## RECORD SET
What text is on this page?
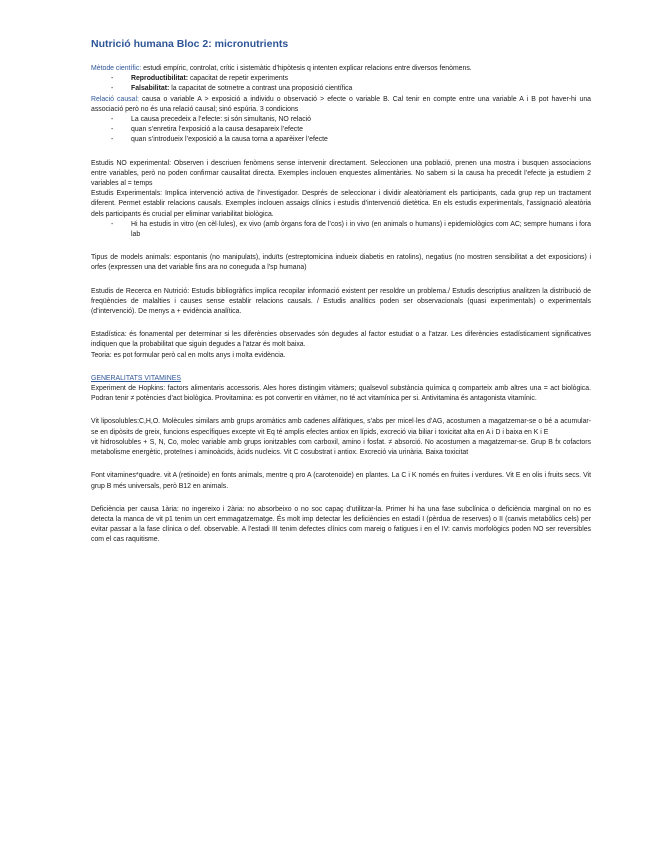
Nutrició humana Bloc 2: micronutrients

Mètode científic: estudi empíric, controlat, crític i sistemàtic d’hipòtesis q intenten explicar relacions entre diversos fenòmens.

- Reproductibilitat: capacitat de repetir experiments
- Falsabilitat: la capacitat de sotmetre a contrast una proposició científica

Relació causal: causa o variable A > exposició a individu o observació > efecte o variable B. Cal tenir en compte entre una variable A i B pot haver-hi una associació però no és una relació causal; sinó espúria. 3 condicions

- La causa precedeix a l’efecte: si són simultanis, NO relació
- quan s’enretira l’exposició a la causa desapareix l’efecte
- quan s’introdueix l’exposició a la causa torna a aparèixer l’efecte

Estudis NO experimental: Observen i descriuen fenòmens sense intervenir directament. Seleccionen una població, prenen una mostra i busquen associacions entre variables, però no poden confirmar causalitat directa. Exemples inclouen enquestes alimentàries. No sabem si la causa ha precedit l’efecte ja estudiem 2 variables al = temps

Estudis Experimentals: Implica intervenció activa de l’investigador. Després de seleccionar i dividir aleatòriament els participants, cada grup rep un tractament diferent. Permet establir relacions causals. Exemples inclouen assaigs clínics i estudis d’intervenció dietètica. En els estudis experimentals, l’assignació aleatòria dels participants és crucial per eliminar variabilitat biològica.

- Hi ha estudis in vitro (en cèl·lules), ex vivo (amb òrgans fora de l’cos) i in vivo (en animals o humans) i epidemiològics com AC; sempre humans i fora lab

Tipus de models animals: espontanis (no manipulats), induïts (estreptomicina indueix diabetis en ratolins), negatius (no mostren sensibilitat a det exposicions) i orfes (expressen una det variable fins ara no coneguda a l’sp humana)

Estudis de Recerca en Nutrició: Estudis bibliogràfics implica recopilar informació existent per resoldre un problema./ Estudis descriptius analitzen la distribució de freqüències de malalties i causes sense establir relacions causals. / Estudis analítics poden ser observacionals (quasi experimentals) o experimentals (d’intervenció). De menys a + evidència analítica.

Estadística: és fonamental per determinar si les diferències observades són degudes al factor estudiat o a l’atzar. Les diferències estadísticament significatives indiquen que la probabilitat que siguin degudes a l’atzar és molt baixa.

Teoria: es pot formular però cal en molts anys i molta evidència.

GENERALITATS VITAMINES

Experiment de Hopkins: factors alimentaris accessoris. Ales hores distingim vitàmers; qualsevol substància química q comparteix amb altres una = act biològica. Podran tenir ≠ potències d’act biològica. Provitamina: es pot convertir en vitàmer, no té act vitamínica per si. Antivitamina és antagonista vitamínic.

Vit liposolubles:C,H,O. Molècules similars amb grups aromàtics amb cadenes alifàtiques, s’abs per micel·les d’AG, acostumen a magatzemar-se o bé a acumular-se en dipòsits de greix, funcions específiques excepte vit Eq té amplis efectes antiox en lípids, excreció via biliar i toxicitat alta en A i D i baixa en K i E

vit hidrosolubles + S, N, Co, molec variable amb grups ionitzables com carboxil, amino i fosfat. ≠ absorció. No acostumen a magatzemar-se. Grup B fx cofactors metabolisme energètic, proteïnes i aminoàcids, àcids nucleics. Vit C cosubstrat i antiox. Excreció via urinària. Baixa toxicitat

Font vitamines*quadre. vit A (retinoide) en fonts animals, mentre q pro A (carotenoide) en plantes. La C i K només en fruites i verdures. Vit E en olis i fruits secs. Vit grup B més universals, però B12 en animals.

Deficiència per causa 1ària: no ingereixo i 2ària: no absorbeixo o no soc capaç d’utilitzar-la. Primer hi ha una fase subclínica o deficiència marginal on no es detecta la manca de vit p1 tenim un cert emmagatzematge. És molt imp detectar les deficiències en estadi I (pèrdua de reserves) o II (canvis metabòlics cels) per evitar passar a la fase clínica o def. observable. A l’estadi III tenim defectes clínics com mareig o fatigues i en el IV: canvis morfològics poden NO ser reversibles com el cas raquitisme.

## WRITTEN TASK
Restate the data above exactly, stripping out each image.

## WORKED ANSWER
What text is on this page?
Nutrició humana Bloc 2: micronutrients

Mètode científic: estudi empíric, controlat, crític i sistemàtic d’hipòtesis q intenten explicar relacions entre diversos fenòmens.

- Reproductibilitat: capacitat de repetir experiments
- Falsabilitat: la capacitat de sotmetre a contrast una proposició científica

Relació causal: causa o variable A > exposició a individu o observació > efecte o variable B. Cal tenir en compte entre una variable A i B pot haver-hi una associació però no és una relació causal; sinó espúria. 3 condicions

- La causa precedeix a l’efecte: si són simultanis, NO relació
- quan s’enretira l’exposició a la causa desapareix l’efecte
- quan s’introdueix l’exposició a la causa torna a aparèixer l’efecte

Estudis NO experimental: Observen i descriuen fenòmens sense intervenir directament. Seleccionen una població, prenen una mostra i busquen associacions entre variables, però no poden confirmar causalitat directa. Exemples inclouen enquestes alimentàries. No sabem si la causa ha precedit l’efecte ja estudiem 2 variables al = temps

Estudis Experimentals: Implica intervenció activa de l’investigador. Després de seleccionar i dividir aleatòriament els participants, cada grup rep un tractament diferent. Permet establir relacions causals. Exemples inclouen assaigs clínics i estudis d’intervenció dietètica. En els estudis experimentals, l’assignació aleatòria dels participants és crucial per eliminar variabilitat biològica.

- Hi ha estudis in vitro (en cèl·lules), ex vivo (amb òrgans fora de l’cos) i in vivo (en animals o humans) i epidemiològics com AC; sempre humans i fora lab

Tipus de models animals: espontanis (no manipulats), induïts (estreptomicina indueix diabetis en ratolins), negatius (no mostren sensibilitat a det exposicions) i orfes (expressen una det variable fins ara no coneguda a l’sp humana)

Estudis de Recerca en Nutrició: Estudis bibliogràfics implica recopilar informació existent per resoldre un problema./ Estudis descriptius analitzen la distribució de freqüències de malalties i causes sense establir relacions causals. / Estudis analítics poden ser observacionals (quasi experimentals) o experimentals (d’intervenció). De menys a + evidència analítica.

Estadística: és fonamental per determinar si les diferències observades són degudes al factor estudiat o a l’atzar. Les diferències estadísticament significatives indiquen que la probabilitat que siguin degudes a l’atzar és molt baixa.

Teoria: es pot formular però cal en molts anys i molta evidència.

GENERALITATS VITAMINES

Experiment de Hopkins: factors alimentaris accessoris. Ales hores distingim vitàmers; qualsevol substància química q comparteix amb altres una = act biològica. Podran tenir ≠ potències d’act biològica. Provitamina: es pot convertir en vitàmer, no té act vitamínica per si. Antivitamina és antagonista vitamínic.

Vit liposolubles:C,H,O. Molècules similars amb grups aromàtics amb cadenes alifàtiques, s’abs per micel·les d’AG, acostumen a magatzemar-se o bé a acumular-se en dipòsits de greix, funcions específiques excepte vit Eq té amplis efectes antiox en lípids, excreció via biliar i toxicitat alta en A i D i baixa en K i E

vit hidrosolubles + S, N, Co, molec variable amb grups ionitzables com carboxil, amino i fosfat. ≠ absorció. No acostumen a magatzemar-se. Grup B fx cofactors metabolisme energètic, proteïnes i aminoàcids, àcids nucleics. Vit C cosubstrat i antiox. Excreció via urinària. Baixa toxicitat

Font vitamines*quadre. vit A (retinoide) en fonts animals, mentre q pro A (carotenoide) en plantes. La C i K només en fruites i verdures. Vit E en olis i fruits secs. Vit grup B més universals, però B12 en animals.

Deficiència per causa 1ària: no ingereixo i 2ària: no absorbeixo o no soc capaç d’utilitzar-la. Primer hi ha una fase subclínica o deficiència marginal on no es detecta la manca de vit p1 tenim un cert emmagatzematge. És molt imp detectar les deficiències en estadi I (pèrdua de reserves) o II (canvis metabòlics cels) per evitar passar a la fase clínica o def. observable. A l’estadi III tenim defectes clínics com mareig o fatigues i en el IV: canvis morfològics poden NO ser reversibles com el cas raquitisme.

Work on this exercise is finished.